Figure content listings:
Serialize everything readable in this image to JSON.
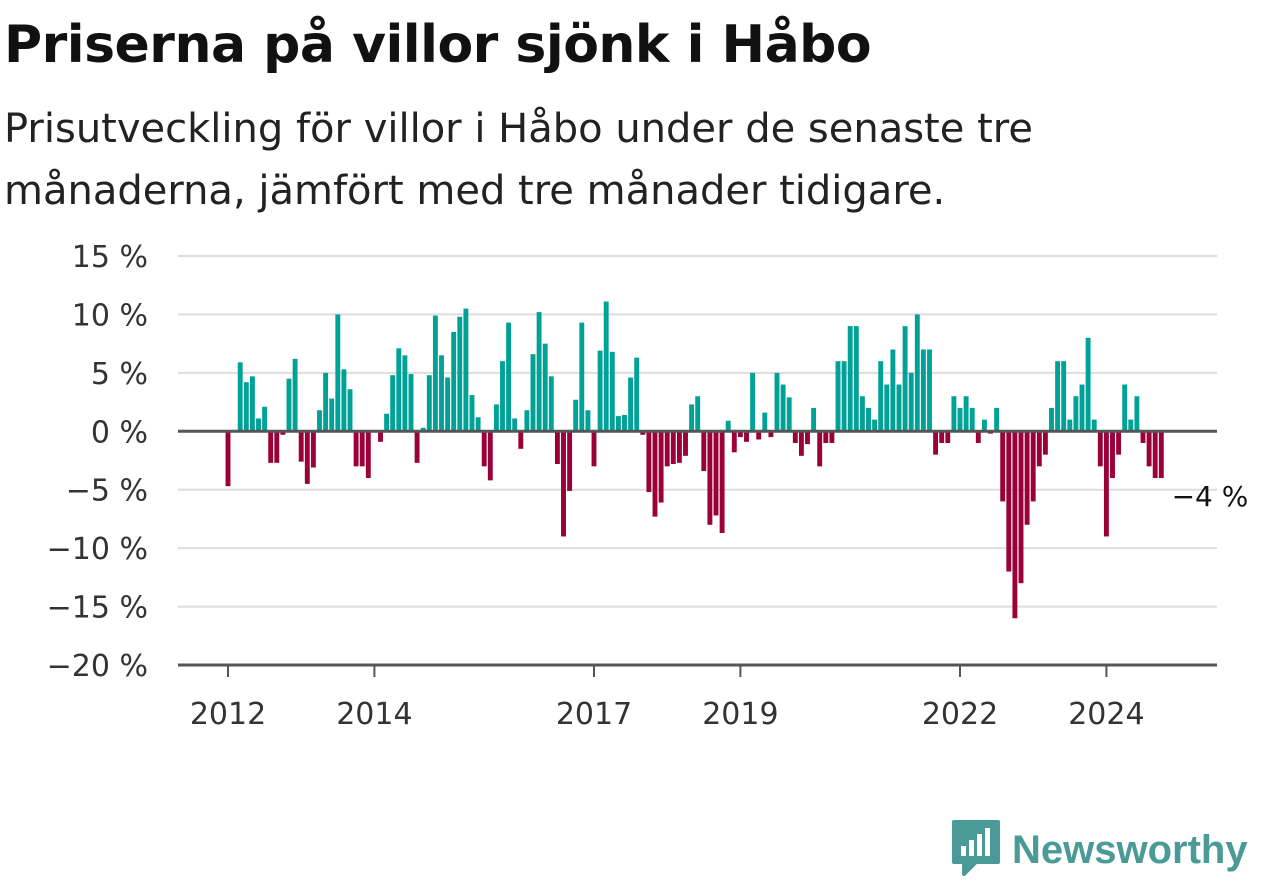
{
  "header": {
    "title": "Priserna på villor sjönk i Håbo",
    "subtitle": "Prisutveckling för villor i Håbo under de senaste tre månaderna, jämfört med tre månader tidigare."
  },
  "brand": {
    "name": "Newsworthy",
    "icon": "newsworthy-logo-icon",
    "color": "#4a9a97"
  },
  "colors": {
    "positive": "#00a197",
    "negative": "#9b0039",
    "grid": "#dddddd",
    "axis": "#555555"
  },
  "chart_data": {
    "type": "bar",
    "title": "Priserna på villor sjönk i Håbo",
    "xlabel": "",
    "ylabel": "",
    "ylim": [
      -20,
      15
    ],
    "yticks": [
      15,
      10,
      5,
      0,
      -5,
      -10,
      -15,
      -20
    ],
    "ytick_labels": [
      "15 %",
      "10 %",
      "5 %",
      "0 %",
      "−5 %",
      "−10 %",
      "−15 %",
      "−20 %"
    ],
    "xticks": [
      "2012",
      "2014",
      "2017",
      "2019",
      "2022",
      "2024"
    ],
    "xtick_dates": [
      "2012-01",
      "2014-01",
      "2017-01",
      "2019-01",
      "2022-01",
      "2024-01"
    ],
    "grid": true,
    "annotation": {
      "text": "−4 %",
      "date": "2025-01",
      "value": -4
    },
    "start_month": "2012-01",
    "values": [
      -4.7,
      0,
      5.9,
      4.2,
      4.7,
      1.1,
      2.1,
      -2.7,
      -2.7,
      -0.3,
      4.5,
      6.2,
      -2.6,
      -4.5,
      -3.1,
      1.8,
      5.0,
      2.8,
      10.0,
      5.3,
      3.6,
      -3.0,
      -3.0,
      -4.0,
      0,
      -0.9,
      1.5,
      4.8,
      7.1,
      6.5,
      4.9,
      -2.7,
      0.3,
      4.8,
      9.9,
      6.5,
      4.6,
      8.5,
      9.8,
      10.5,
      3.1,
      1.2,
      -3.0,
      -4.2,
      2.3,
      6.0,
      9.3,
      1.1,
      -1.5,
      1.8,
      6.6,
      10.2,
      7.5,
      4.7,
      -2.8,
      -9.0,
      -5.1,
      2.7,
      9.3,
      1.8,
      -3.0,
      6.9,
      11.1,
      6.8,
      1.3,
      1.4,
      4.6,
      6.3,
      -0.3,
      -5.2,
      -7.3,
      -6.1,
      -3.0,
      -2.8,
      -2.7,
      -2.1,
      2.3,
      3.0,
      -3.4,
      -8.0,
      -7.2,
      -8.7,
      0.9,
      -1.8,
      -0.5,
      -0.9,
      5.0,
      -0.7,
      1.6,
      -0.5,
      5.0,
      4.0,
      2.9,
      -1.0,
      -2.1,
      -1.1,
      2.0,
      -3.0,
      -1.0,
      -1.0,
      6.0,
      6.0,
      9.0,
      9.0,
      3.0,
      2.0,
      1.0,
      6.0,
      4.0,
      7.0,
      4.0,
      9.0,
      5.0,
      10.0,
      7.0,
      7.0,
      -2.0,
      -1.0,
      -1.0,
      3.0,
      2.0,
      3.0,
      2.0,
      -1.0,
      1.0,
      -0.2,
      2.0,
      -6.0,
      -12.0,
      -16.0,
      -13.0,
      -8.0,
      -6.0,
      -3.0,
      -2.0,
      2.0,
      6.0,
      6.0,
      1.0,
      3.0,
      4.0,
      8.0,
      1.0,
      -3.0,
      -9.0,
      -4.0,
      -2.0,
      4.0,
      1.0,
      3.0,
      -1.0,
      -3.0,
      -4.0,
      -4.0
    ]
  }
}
==
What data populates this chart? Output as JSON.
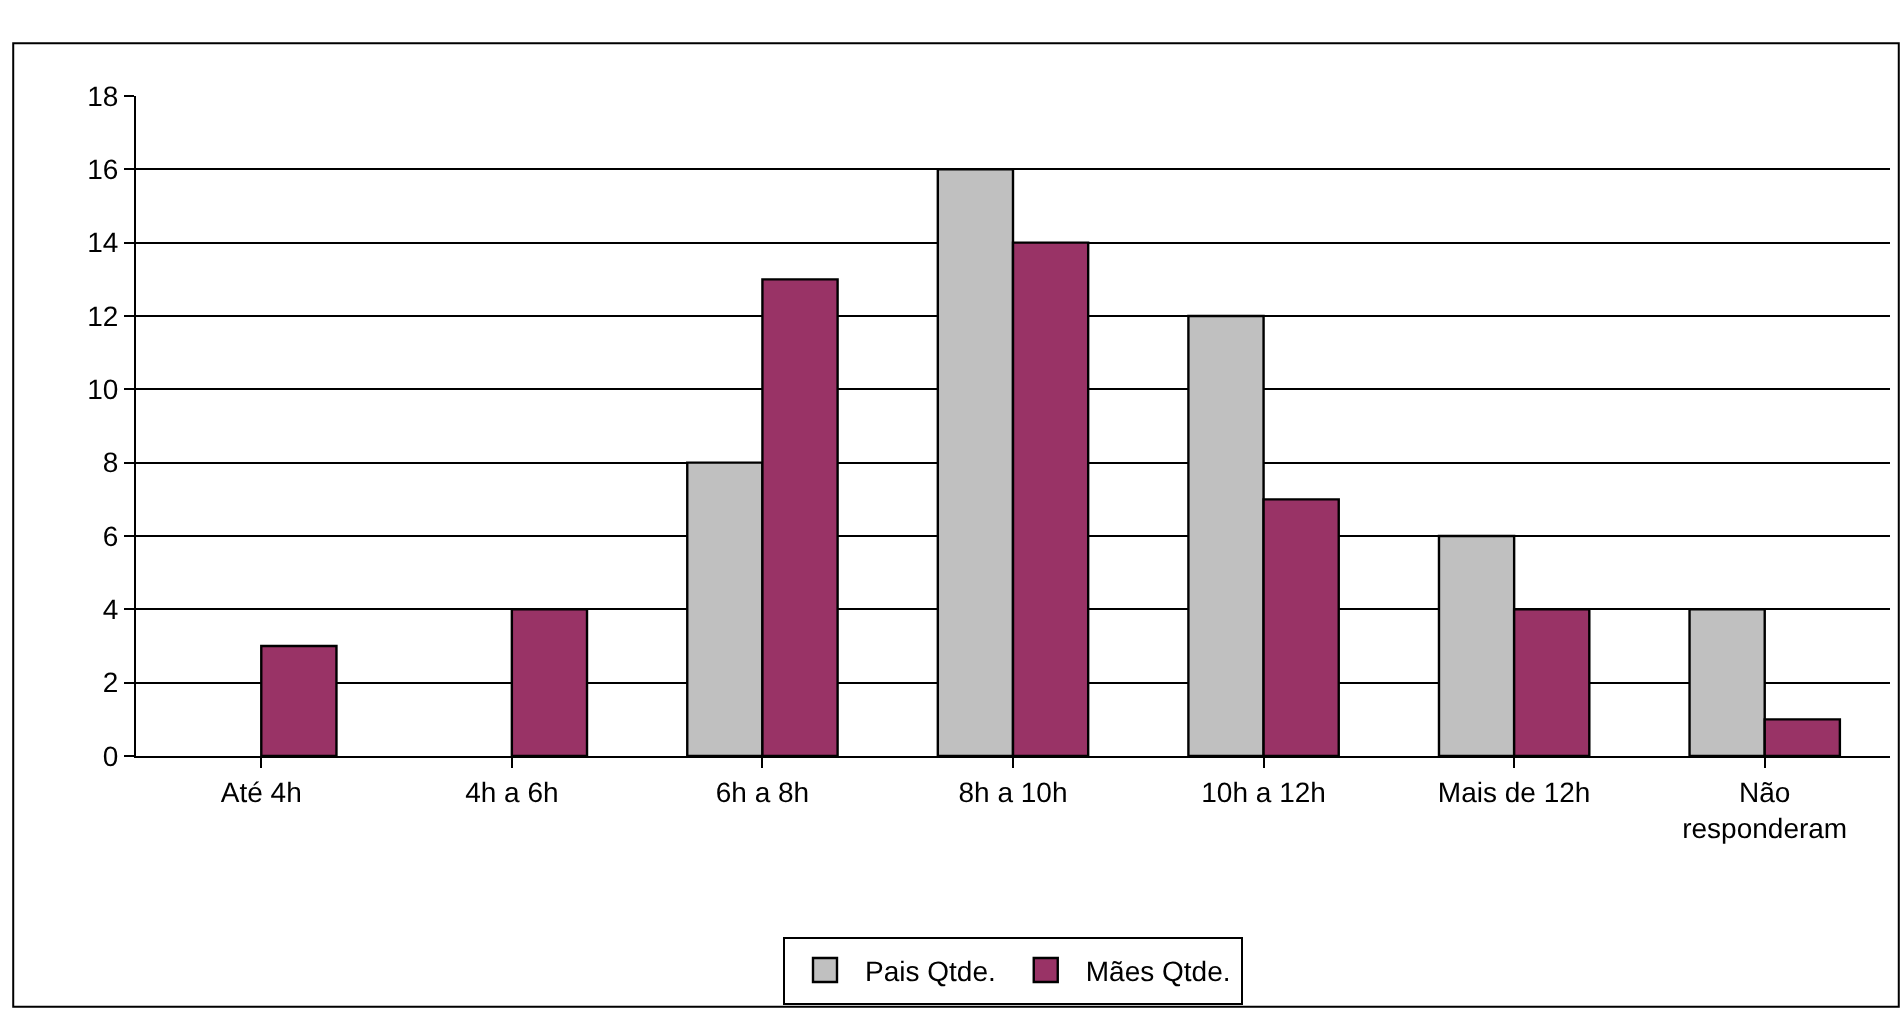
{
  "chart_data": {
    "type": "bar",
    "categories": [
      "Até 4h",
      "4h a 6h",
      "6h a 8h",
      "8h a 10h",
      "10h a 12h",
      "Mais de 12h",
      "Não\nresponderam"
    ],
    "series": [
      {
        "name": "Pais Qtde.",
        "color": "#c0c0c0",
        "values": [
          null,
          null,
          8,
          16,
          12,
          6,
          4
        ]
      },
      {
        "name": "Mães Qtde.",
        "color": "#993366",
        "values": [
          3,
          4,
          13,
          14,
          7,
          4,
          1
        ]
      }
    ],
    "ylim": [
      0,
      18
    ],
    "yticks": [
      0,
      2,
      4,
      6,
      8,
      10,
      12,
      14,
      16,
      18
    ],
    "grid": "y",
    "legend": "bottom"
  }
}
==
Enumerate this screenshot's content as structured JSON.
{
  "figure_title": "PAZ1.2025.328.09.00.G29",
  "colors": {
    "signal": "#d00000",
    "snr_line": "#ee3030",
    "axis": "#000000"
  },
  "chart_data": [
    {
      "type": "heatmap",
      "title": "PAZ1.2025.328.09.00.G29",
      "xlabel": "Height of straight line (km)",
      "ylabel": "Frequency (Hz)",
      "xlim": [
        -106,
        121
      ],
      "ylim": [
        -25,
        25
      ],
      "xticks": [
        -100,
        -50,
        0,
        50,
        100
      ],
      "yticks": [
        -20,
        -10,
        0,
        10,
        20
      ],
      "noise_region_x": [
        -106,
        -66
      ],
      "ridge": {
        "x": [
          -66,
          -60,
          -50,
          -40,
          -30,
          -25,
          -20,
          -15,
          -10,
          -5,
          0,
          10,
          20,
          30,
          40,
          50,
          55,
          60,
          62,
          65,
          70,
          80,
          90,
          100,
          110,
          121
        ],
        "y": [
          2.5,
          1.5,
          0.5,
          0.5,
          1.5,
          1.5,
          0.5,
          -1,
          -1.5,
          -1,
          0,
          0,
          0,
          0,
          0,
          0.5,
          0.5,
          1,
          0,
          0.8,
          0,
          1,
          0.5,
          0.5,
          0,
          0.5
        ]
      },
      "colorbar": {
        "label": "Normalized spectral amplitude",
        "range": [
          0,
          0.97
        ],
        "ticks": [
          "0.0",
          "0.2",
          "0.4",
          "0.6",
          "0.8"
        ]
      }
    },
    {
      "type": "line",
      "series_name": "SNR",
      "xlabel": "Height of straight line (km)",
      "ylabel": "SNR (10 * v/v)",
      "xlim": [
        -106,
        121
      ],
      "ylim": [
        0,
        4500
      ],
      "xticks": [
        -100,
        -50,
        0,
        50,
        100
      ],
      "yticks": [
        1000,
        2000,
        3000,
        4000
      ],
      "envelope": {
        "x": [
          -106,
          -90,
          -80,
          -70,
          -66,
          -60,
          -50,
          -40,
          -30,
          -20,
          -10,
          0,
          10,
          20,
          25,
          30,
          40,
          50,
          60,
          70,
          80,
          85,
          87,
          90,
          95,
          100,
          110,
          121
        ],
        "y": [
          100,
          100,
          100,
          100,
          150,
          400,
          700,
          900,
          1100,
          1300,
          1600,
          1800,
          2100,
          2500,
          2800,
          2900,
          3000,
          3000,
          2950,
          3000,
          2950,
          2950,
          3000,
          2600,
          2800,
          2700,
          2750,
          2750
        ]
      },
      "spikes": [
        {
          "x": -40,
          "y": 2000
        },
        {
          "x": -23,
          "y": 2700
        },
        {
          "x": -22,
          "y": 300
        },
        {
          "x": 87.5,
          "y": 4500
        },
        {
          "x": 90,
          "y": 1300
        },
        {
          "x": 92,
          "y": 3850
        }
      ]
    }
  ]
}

WRITTEN INSTRUCTION:
Copy all lines from the data that hold the word "JSON".

THE COMPLETED TASK:
Serialize everything readable in this image to JSON.
What data populates this chart? Output as JSON.
Enumerate this screenshot's content as structured JSON.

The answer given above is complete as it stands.